Reproduce every record exactly as it appears, but not the pictures.

Stored records ->
▬▬▬▬▬▬▬▬▬▬
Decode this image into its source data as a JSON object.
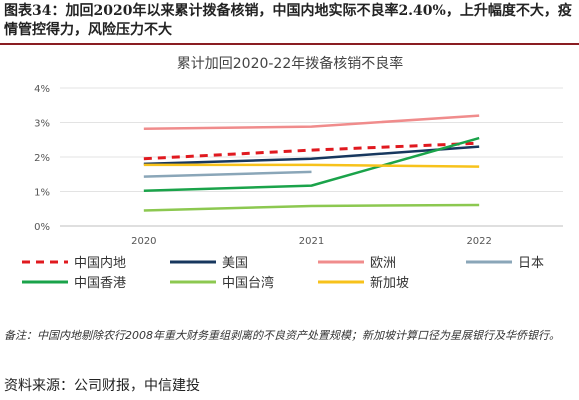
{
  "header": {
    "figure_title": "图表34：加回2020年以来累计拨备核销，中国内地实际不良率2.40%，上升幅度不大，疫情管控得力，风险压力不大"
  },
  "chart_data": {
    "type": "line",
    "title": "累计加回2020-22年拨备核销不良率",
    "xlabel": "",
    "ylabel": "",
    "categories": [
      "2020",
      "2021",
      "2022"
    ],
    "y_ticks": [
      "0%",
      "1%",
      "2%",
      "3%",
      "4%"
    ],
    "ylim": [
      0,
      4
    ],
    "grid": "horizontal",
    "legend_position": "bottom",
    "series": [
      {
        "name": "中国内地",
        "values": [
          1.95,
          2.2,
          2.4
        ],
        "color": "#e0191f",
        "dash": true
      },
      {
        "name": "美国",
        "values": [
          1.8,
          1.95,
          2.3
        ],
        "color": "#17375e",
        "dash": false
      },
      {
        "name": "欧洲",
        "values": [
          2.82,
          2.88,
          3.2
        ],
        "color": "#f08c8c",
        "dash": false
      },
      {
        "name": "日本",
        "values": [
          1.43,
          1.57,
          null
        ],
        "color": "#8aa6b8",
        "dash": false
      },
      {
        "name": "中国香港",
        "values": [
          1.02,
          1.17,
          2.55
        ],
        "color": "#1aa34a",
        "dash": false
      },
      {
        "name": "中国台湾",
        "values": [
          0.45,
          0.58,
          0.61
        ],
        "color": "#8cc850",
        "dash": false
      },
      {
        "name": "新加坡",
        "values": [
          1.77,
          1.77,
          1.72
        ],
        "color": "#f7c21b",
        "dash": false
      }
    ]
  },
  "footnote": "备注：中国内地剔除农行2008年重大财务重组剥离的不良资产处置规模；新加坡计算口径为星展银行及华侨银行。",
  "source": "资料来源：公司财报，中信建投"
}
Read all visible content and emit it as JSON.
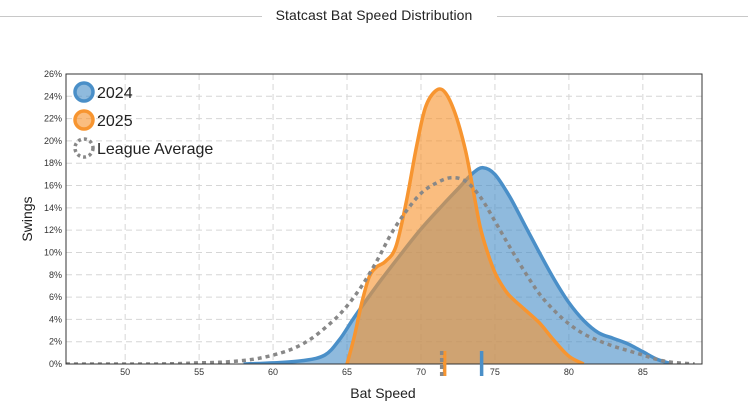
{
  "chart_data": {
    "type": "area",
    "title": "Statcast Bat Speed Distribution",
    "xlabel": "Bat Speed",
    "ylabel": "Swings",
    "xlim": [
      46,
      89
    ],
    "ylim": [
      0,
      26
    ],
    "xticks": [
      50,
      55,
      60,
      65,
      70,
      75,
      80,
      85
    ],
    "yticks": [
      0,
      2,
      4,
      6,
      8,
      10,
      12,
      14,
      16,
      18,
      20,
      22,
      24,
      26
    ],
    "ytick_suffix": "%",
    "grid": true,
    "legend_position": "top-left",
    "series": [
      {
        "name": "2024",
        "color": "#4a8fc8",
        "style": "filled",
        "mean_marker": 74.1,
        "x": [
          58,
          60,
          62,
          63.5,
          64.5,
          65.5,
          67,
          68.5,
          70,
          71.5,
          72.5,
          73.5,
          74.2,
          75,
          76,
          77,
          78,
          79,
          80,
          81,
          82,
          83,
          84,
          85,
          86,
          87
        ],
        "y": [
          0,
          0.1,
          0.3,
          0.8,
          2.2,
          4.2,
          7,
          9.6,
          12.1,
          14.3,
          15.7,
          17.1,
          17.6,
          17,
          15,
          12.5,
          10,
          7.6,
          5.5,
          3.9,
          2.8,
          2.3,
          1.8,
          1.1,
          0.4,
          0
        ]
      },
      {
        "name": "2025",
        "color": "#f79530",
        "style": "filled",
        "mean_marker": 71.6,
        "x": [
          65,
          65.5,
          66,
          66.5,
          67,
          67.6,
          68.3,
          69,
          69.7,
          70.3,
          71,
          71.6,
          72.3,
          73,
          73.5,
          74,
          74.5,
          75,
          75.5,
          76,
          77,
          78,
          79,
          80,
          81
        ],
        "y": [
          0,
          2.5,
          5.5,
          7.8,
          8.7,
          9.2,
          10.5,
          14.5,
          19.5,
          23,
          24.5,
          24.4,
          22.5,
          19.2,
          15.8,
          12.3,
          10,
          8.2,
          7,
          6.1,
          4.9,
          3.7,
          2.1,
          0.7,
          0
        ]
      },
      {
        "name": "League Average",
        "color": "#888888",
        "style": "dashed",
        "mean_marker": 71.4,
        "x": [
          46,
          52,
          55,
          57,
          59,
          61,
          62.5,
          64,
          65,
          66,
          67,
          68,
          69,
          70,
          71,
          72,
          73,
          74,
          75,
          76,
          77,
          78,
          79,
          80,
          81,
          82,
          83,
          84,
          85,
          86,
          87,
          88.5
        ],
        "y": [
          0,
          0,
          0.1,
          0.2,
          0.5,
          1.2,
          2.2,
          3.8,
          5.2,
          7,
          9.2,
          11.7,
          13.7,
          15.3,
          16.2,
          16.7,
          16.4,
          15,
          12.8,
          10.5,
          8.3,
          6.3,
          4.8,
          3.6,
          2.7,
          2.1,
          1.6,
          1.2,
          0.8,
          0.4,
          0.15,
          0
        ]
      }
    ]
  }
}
▬▬▬▬▬▬▬▬▬▬
Solution to the exercise ->
Decode this image into its source data as a JSON object.
{
  "header": {
    "figure_title": "图表34：加回2020年以来累计拨备核销，中国内地实际不良率2.40%，上升幅度不大，疫情管控得力，风险压力不大"
  },
  "chart_data": {
    "type": "line",
    "title": "累计加回2020-22年拨备核销不良率",
    "xlabel": "",
    "ylabel": "",
    "categories": [
      "2020",
      "2021",
      "2022"
    ],
    "y_ticks": [
      "0%",
      "1%",
      "2%",
      "3%",
      "4%"
    ],
    "ylim": [
      0,
      4
    ],
    "grid": "horizontal",
    "legend_position": "bottom",
    "series": [
      {
        "name": "中国内地",
        "values": [
          1.95,
          2.2,
          2.4
        ],
        "color": "#e0191f",
        "dash": true
      },
      {
        "name": "美国",
        "values": [
          1.8,
          1.95,
          2.3
        ],
        "color": "#17375e",
        "dash": false
      },
      {
        "name": "欧洲",
        "values": [
          2.82,
          2.88,
          3.2
        ],
        "color": "#f08c8c",
        "dash": false
      },
      {
        "name": "日本",
        "values": [
          1.43,
          1.57,
          null
        ],
        "color": "#8aa6b8",
        "dash": false
      },
      {
        "name": "中国香港",
        "values": [
          1.02,
          1.17,
          2.55
        ],
        "color": "#1aa34a",
        "dash": false
      },
      {
        "name": "中国台湾",
        "values": [
          0.45,
          0.58,
          0.61
        ],
        "color": "#8cc850",
        "dash": false
      },
      {
        "name": "新加坡",
        "values": [
          1.77,
          1.77,
          1.72
        ],
        "color": "#f7c21b",
        "dash": false
      }
    ]
  },
  "footnote": "备注：中国内地剔除农行2008年重大财务重组剥离的不良资产处置规模；新加坡计算口径为星展银行及华侨银行。",
  "source": "资料来源：公司财报，中信建投"
}
Read all visible content and emit it as JSON.
{
  "chart_data": {
    "type": "area",
    "title": "Statcast Bat Speed Distribution",
    "xlabel": "Bat Speed",
    "ylabel": "Swings",
    "xlim": [
      46,
      89
    ],
    "ylim": [
      0,
      26
    ],
    "xticks": [
      50,
      55,
      60,
      65,
      70,
      75,
      80,
      85
    ],
    "yticks": [
      0,
      2,
      4,
      6,
      8,
      10,
      12,
      14,
      16,
      18,
      20,
      22,
      24,
      26
    ],
    "ytick_suffix": "%",
    "grid": true,
    "legend_position": "top-left",
    "series": [
      {
        "name": "2024",
        "color": "#4a8fc8",
        "style": "filled",
        "mean_marker": 74.1,
        "x": [
          58,
          60,
          62,
          63.5,
          64.5,
          65.5,
          67,
          68.5,
          70,
          71.5,
          72.5,
          73.5,
          74.2,
          75,
          76,
          77,
          78,
          79,
          80,
          81,
          82,
          83,
          84,
          85,
          86,
          87
        ],
        "y": [
          0,
          0.1,
          0.3,
          0.8,
          2.2,
          4.2,
          7,
          9.6,
          12.1,
          14.3,
          15.7,
          17.1,
          17.6,
          17,
          15,
          12.5,
          10,
          7.6,
          5.5,
          3.9,
          2.8,
          2.3,
          1.8,
          1.1,
          0.4,
          0
        ]
      },
      {
        "name": "2025",
        "color": "#f79530",
        "style": "filled",
        "mean_marker": 71.6,
        "x": [
          65,
          65.5,
          66,
          66.5,
          67,
          67.6,
          68.3,
          69,
          69.7,
          70.3,
          71,
          71.6,
          72.3,
          73,
          73.5,
          74,
          74.5,
          75,
          75.5,
          76,
          77,
          78,
          79,
          80,
          81
        ],
        "y": [
          0,
          2.5,
          5.5,
          7.8,
          8.7,
          9.2,
          10.5,
          14.5,
          19.5,
          23,
          24.5,
          24.4,
          22.5,
          19.2,
          15.8,
          12.3,
          10,
          8.2,
          7,
          6.1,
          4.9,
          3.7,
          2.1,
          0.7,
          0
        ]
      },
      {
        "name": "League Average",
        "color": "#888888",
        "style": "dashed",
        "mean_marker": 71.4,
        "x": [
          46,
          52,
          55,
          57,
          59,
          61,
          62.5,
          64,
          65,
          66,
          67,
          68,
          69,
          70,
          71,
          72,
          73,
          74,
          75,
          76,
          77,
          78,
          79,
          80,
          81,
          82,
          83,
          84,
          85,
          86,
          87,
          88.5
        ],
        "y": [
          0,
          0,
          0.1,
          0.2,
          0.5,
          1.2,
          2.2,
          3.8,
          5.2,
          7,
          9.2,
          11.7,
          13.7,
          15.3,
          16.2,
          16.7,
          16.4,
          15,
          12.8,
          10.5,
          8.3,
          6.3,
          4.8,
          3.6,
          2.7,
          2.1,
          1.6,
          1.2,
          0.8,
          0.4,
          0.15,
          0
        ]
      }
    ]
  }
}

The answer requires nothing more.